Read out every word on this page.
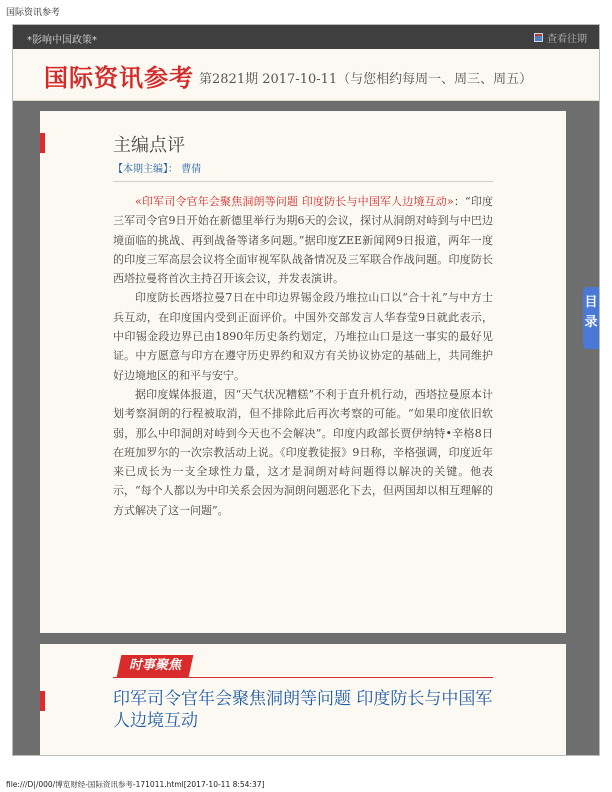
国际资讯参考
*影响中国政策*	查看往期
国际资讯参考 第2821期 2017-10-11（与您相约每周一、周三、周五）
主编点评
【本期主编】： 曹倩

«印军司令官年会聚焦洞朗等问题 印度防长与中国军人边境互动»：“印度三军司令官9日开始在新德里举行为期6天的会议，探讨从洞朗对峙到与中巴边境面临的挑战、再到战备等诸多问题。”据印度ZEE新闻网9日报道，两年一度的印度三军高层会议将全面审视军队战备情况及三军联合作战问题。印度防长西塔拉曼将首次主持召开该会议，并发表演讲。

印度防长西塔拉曼7日在中印边界锡金段乃堆拉山口以“合十礼”与中方士兵互动，在印度国内受到正面评价。中国外交部发言人华春莹9日就此表示，中印锡金段边界已由1890年历史条约划定，乃堆拉山口是这一事实的最好见证。中方愿意与印方在遵守历史界约和双方有关协议协定的基础上，共同维护好边境地区的和平与安宁。

据印度媒体报道，因“天气状况糟糕”不利于直升机行动，西塔拉曼原本计划考察洞朗的行程被取消，但不排除此后再次考察的可能。“如果印度依旧软弱，那么中印洞朗对峙到今天也不会解决”。印度内政部长贾伊纳特•辛格8日在班加罗尔的一次宗教活动上说。《印度教徒报》9日称，辛格强调，印度近年来已成长为一支全球性力量，这才是洞朗对峙问题得以解决的关键。他表示，“每个人都以为中印关系会因为洞朗问题恶化下去，但两国却以相互理解的方式解决了这一问题”。

时事聚焦
印军司令官年会聚焦洞朗等问题 印度防长与中国军人边境互动
目录
file:///D|/000/博览财经-国际资讯参考-171011.html[2017-10-11 8:54:37]
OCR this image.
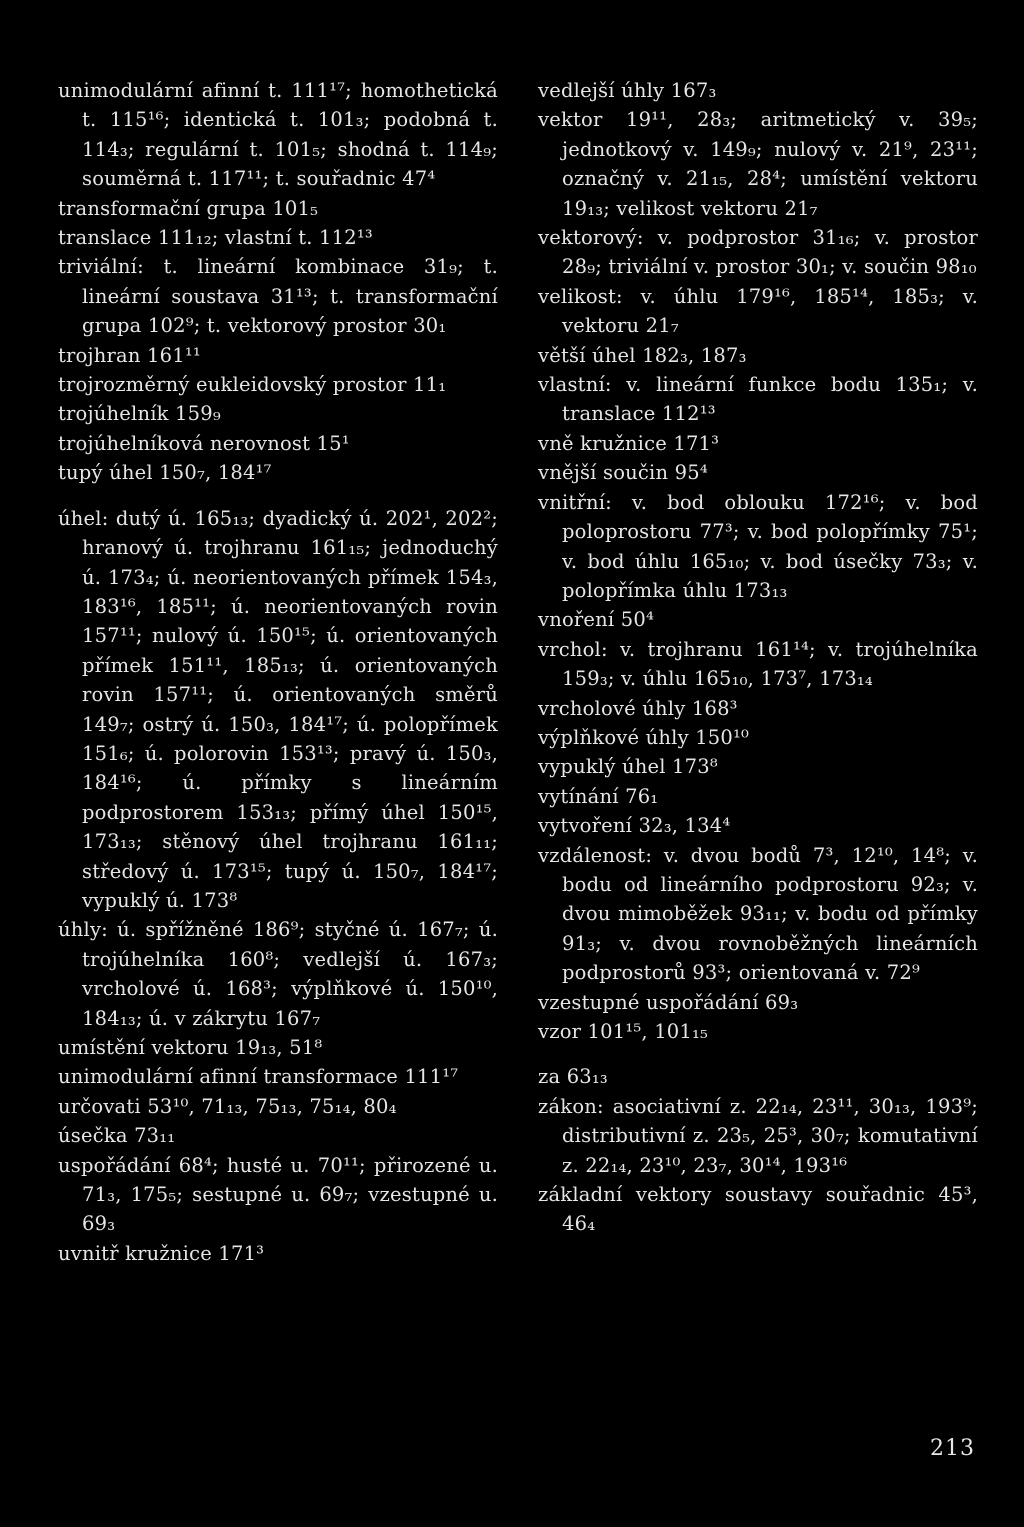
unimodulární afinní t. 111¹⁷; homothetická t. 115¹⁶; identická t. 101₃; podobná t. 114₃; regulární t. 101₅; shodná t. 114₉; souměrná t. 117¹¹; t. souřadnic 47⁴
transformační grupa 101₅
translace 111₁₂; vlastní t. 112¹³
triviální: t. lineární kombinace 31₉; t. lineární soustava 31¹³; t. transformační grupa 102⁹; t. vektorový prostor 30₁
trojhran 161¹¹
trojrozměrný eukleidovský prostor 11₁
trojúhelník 159₉
trojúhelníková nerovnost 15¹
tupý úhel 150₇, 184¹⁷
úhel: dutý ú. 165₁₃; dyadický ú. 202¹, 202²; hranový ú. trojhranu 161₁₅; jednoduchý ú. 173₄; ú. neorientovaných přímek 154₃, 183¹⁶, 185¹¹; ú. neorientovaných rovin 157¹¹; nulový ú. 150¹⁵; ú. orientovaných přímek 151¹¹, 185₁₃; ú. orientovaných rovin 157¹¹; ú. orientovaných směrů 149₇; ostrý ú. 150₃, 184¹⁷; ú. polopřímek 151₆; ú. polorovin 153¹³; pravý ú. 150₃, 184¹⁶; ú. přímky s lineárním podprostorem 153₁₃; přímý úhel 150¹⁵, 173₁₃; stěnový úhel trojhranu 161₁₁; středový ú. 173¹⁵; tupý ú. 150₇, 184¹⁷; vypuklý ú. 173⁸
úhly: ú. spřížněné 186⁹; styčné ú. 167₇; ú. trojúhelníka 160⁸; vedlejší ú. 167₃; vrcholové ú. 168³; výplňkové ú. 150¹⁰, 184₁₃; ú. v zákrytu 167₇
umístění vektoru 19₁₃, 51⁸
unimodulární afinní transformace 111¹⁷
určovati 53¹⁰, 71₁₃, 75₁₃, 75₁₄, 80₄
úsečka 73₁₁
uspořádání 68⁴; husté u. 70¹¹; přirozené u. 71₃, 175₅; sestupné u. 69₇; vzestupné u. 69₃
uvnitř kružnice 171³
vedlejší úhly 167₃
vektor 19¹¹, 28₃; aritmetický v. 39₅; jednotkový v. 149₉; nulový v. 21⁹, 23¹¹; označný v. 21₁₅, 28⁴; umístění vektoru 19₁₃; velikost vektoru 21₇
vektorový: v. podprostor 31₁₆; v. prostor 28₉; triviální v. prostor 30₁; v. součin 98₁₀
velikost: v. úhlu 179¹⁶, 185¹⁴, 185₃; v. vektoru 21₇
větší úhel 182₃, 187₃
vlastní: v. lineární funkce bodu 135₁; v. translace 112¹³
vně kružnice 171³
vnější součin 95⁴
vnitřní: v. bod oblouku 172¹⁶; v. bod poloprostoru 77³; v. bod polopřímky 75¹; v. bod úhlu 165₁₀; v. bod úsečky 73₃; v. polopřímka úhlu 173₁₃
vnoření 50⁴
vrchol: v. trojhranu 161¹⁴; v. trojúhelníka 159₃; v. úhlu 165₁₀, 173⁷, 173₁₄
vrcholové úhly 168³
výplňkové úhly 150¹⁰
vypuklý úhel 173⁸
vytínání 76₁
vytvoření 32₃, 134⁴
vzdálenost: v. dvou bodů 7³, 12¹⁰, 14⁸; v. bodu od lineárního podprostoru 92₃; v. dvou mimoběžek 93₁₁; v. bodu od přímky 91₃; v. dvou rovnoběžných lineárních podprostorů 93³; orientovaná v. 72⁹
vzestupné uspořádání 69₃
vzor 101¹⁵, 101₁₅
za 63₁₃
zákon: asociativní z. 22₁₄, 23¹¹, 30₁₃, 193⁹; distributivní z. 23₅, 25³, 30₇; komutativní z. 22₁₄, 23¹⁰, 23₇, 30¹⁴, 193¹⁶
základní vektory soustavy souřadnic 45³, 46₄
213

- - - - -

Extract all the data above exactly, excluding every picture.

#### [Complete response]
Read out every word on this page.
国际资讯参考
*影响中国政策*	查看往期
国际资讯参考 第2821期 2017-10-11（与您相约每周一、周三、周五）
主编点评
【本期主编】： 曹倩

«印军司令官年会聚焦洞朗等问题 印度防长与中国军人边境互动»：“印度三军司令官9日开始在新德里举行为期6天的会议，探讨从洞朗对峙到与中巴边境面临的挑战、再到战备等诸多问题。”据印度ZEE新闻网9日报道，两年一度的印度三军高层会议将全面审视军队战备情况及三军联合作战问题。印度防长西塔拉曼将首次主持召开该会议，并发表演讲。

印度防长西塔拉曼7日在中印边界锡金段乃堆拉山口以“合十礼”与中方士兵互动，在印度国内受到正面评价。中国外交部发言人华春莹9日就此表示，中印锡金段边界已由1890年历史条约划定，乃堆拉山口是这一事实的最好见证。中方愿意与印方在遵守历史界约和双方有关协议协定的基础上，共同维护好边境地区的和平与安宁。

据印度媒体报道，因“天气状况糟糕”不利于直升机行动，西塔拉曼原本计划考察洞朗的行程被取消，但不排除此后再次考察的可能。“如果印度依旧软弱，那么中印洞朗对峙到今天也不会解决”。印度内政部长贾伊纳特•辛格8日在班加罗尔的一次宗教活动上说。《印度教徒报》9日称，辛格强调，印度近年来已成长为一支全球性力量，这才是洞朗对峙问题得以解决的关键。他表示，“每个人都以为中印关系会因为洞朗问题恶化下去，但两国却以相互理解的方式解决了这一问题”。

时事聚焦
印军司令官年会聚焦洞朗等问题 印度防长与中国军人边境互动
目录
file:///D|/000/博览财经-国际资讯参考-171011.html[2017-10-11 8:54:37]
OCR this image.
unimodulární afinní t. 111¹⁷; homothetická t. 115¹⁶; identická t. 101₃; podobná t. 114₃; regulární t. 101₅; shodná t. 114₉; souměrná t. 117¹¹; t. souřadnic 47⁴
transformační grupa 101₅
translace 111₁₂; vlastní t. 112¹³
triviální: t. lineární kombinace 31₉; t. lineární soustava 31¹³; t. transformační grupa 102⁹; t. vektorový prostor 30₁
trojhran 161¹¹
trojrozměrný eukleidovský prostor 11₁
trojúhelník 159₉
trojúhelníková nerovnost 15¹
tupý úhel 150₇, 184¹⁷
úhel: dutý ú. 165₁₃; dyadický ú. 202¹, 202²; hranový ú. trojhranu 161₁₅; jednoduchý ú. 173₄; ú. neorientovaných přímek 154₃, 183¹⁶, 185¹¹; ú. neorientovaných rovin 157¹¹; nulový ú. 150¹⁵; ú. orientovaných přímek 151¹¹, 185₁₃; ú. orientovaných rovin 157¹¹; ú. orientovaných směrů 149₇; ostrý ú. 150₃, 184¹⁷; ú. polopřímek 151₆; ú. polorovin 153¹³; pravý ú. 150₃, 184¹⁶; ú. přímky s lineárním podprostorem 153₁₃; přímý úhel 150¹⁵, 173₁₃; stěnový úhel trojhranu 161₁₁; středový ú. 173¹⁵; tupý ú. 150₇, 184¹⁷; vypuklý ú. 173⁸
úhly: ú. spřížněné 186⁹; styčné ú. 167₇; ú. trojúhelníka 160⁸; vedlejší ú. 167₃; vrcholové ú. 168³; výplňkové ú. 150¹⁰, 184₁₃; ú. v zákrytu 167₇
umístění vektoru 19₁₃, 51⁸
unimodulární afinní transformace 111¹⁷
určovati 53¹⁰, 71₁₃, 75₁₃, 75₁₄, 80₄
úsečka 73₁₁
uspořádání 68⁴; husté u. 70¹¹; přirozené u. 71₃, 175₅; sestupné u. 69₇; vzestupné u. 69₃
uvnitř kružnice 171³
vedlejší úhly 167₃
vektor 19¹¹, 28₃; aritmetický v. 39₅; jednotkový v. 149₉; nulový v. 21⁹, 23¹¹; označný v. 21₁₅, 28⁴; umístění vektoru 19₁₃; velikost vektoru 21₇
vektorový: v. podprostor 31₁₆; v. prostor 28₉; triviální v. prostor 30₁; v. součin 98₁₀
velikost: v. úhlu 179¹⁶, 185¹⁴, 185₃; v. vektoru 21₇
větší úhel 182₃, 187₃
vlastní: v. lineární funkce bodu 135₁; v. translace 112¹³
vně kružnice 171³
vnější součin 95⁴
vnitřní: v. bod oblouku 172¹⁶; v. bod poloprostoru 77³; v. bod polopřímky 75¹; v. bod úhlu 165₁₀; v. bod úsečky 73₃; v. polopřímka úhlu 173₁₃
vnoření 50⁴
vrchol: v. trojhranu 161¹⁴; v. trojúhelníka 159₃; v. úhlu 165₁₀, 173⁷, 173₁₄
vrcholové úhly 168³
výplňkové úhly 150¹⁰
vypuklý úhel 173⁸
vytínání 76₁
vytvoření 32₃, 134⁴
vzdálenost: v. dvou bodů 7³, 12¹⁰, 14⁸; v. bodu od lineárního podprostoru 92₃; v. dvou mimoběžek 93₁₁; v. bodu od přímky 91₃; v. dvou rovnoběžných lineárních podprostorů 93³; orientovaná v. 72⁹
vzestupné uspořádání 69₃
vzor 101¹⁵, 101₁₅
za 63₁₃
zákon: asociativní z. 22₁₄, 23¹¹, 30₁₃, 193⁹; distributivní z. 23₅, 25³, 30₇; komutativní z. 22₁₄, 23¹⁰, 23₇, 30¹⁴, 193¹⁶
základní vektory soustavy souřadnic 45³, 46₄
213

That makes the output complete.